## AVAILABLE DATA

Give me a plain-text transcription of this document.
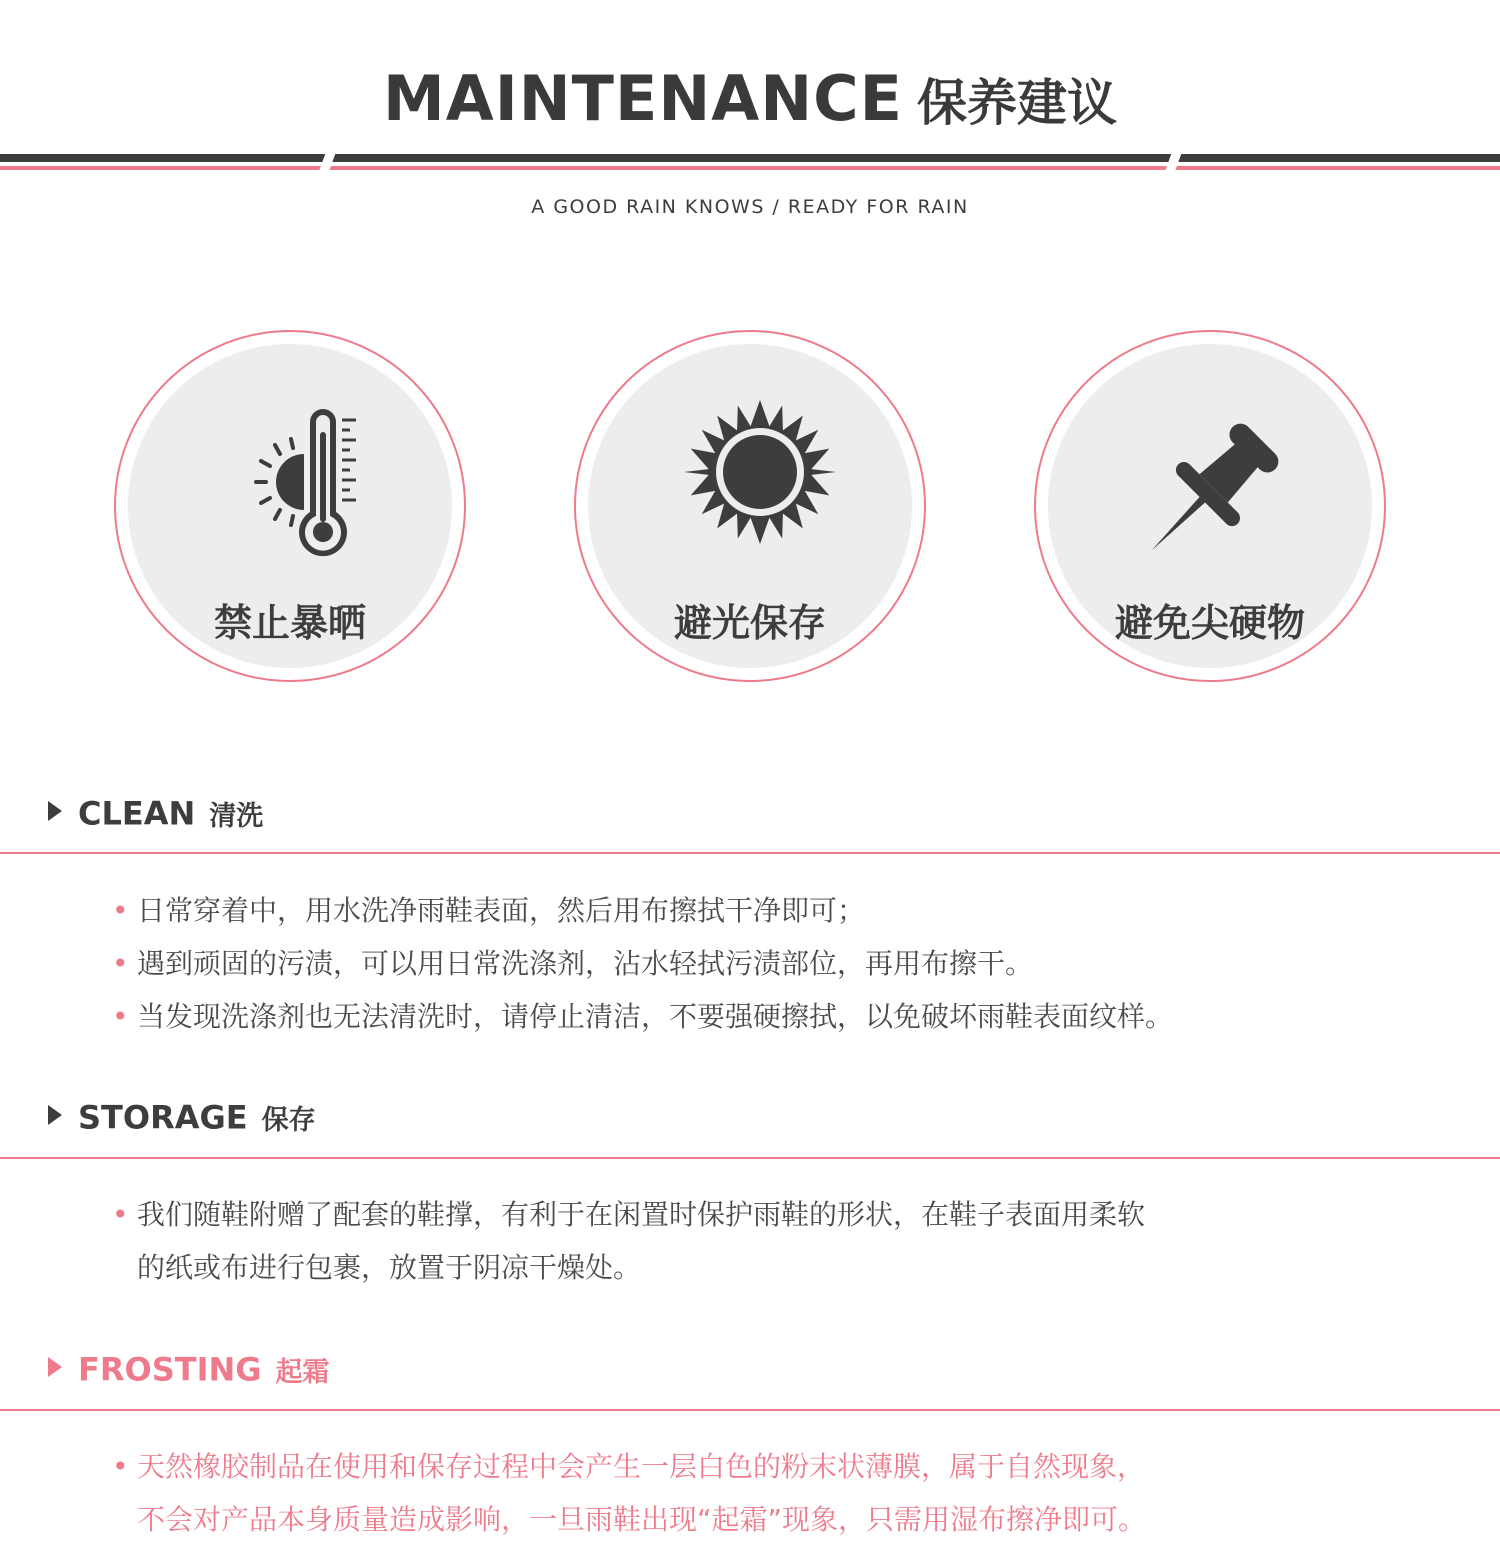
MAINTENANCE 保养建议
A GOOD RAIN KNOWS / READY FOR RAIN
禁止暴晒	避光保存	避免尖硬物
CLEAN 清洗
• 日常穿着中，用水洗净雨鞋表面，然后用布擦拭干净即可；
• 遇到顽固的污渍，可以用日常洗涤剂，沾水轻拭污渍部位，再用布擦干。
• 当发现洗涤剂也无法清洗时，请停止清洁，不要强硬擦拭，以免破坏雨鞋表面纹样。
STORAGE 保存
• 我们随鞋附赠了配套的鞋撑，有利于在闲置时保护雨鞋的形状，在鞋子表面用柔软
的纸或布进行包裹，放置于阴凉干燥处。
FROSTING 起霜
• 天然橡胶制品在使用和保存过程中会产生一层白色的粉末状薄膜，属于自然现象，
不会对产品本身质量造成影响，一旦雨鞋出现“起霜”现象，只需用湿布擦净即可。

## WRITTEN PROBLEM
Pictures in the records must not appear in the copy; transcribe everything else precisely.

## RESULT OF THE EXERCISE
Give me a plain-text transcription of this document.
MAINTENANCE 保养建议
A GOOD RAIN KNOWS / READY FOR RAIN
禁止暴晒	避光保存	避免尖硬物
CLEAN 清洗
• 日常穿着中，用水洗净雨鞋表面，然后用布擦拭干净即可；
• 遇到顽固的污渍，可以用日常洗涤剂，沾水轻拭污渍部位，再用布擦干。
• 当发现洗涤剂也无法清洗时，请停止清洁，不要强硬擦拭，以免破坏雨鞋表面纹样。
STORAGE 保存
• 我们随鞋附赠了配套的鞋撑，有利于在闲置时保护雨鞋的形状，在鞋子表面用柔软
的纸或布进行包裹，放置于阴凉干燥处。
FROSTING 起霜
• 天然橡胶制品在使用和保存过程中会产生一层白色的粉末状薄膜，属于自然现象，
不会对产品本身质量造成影响，一旦雨鞋出现“起霜”现象，只需用湿布擦净即可。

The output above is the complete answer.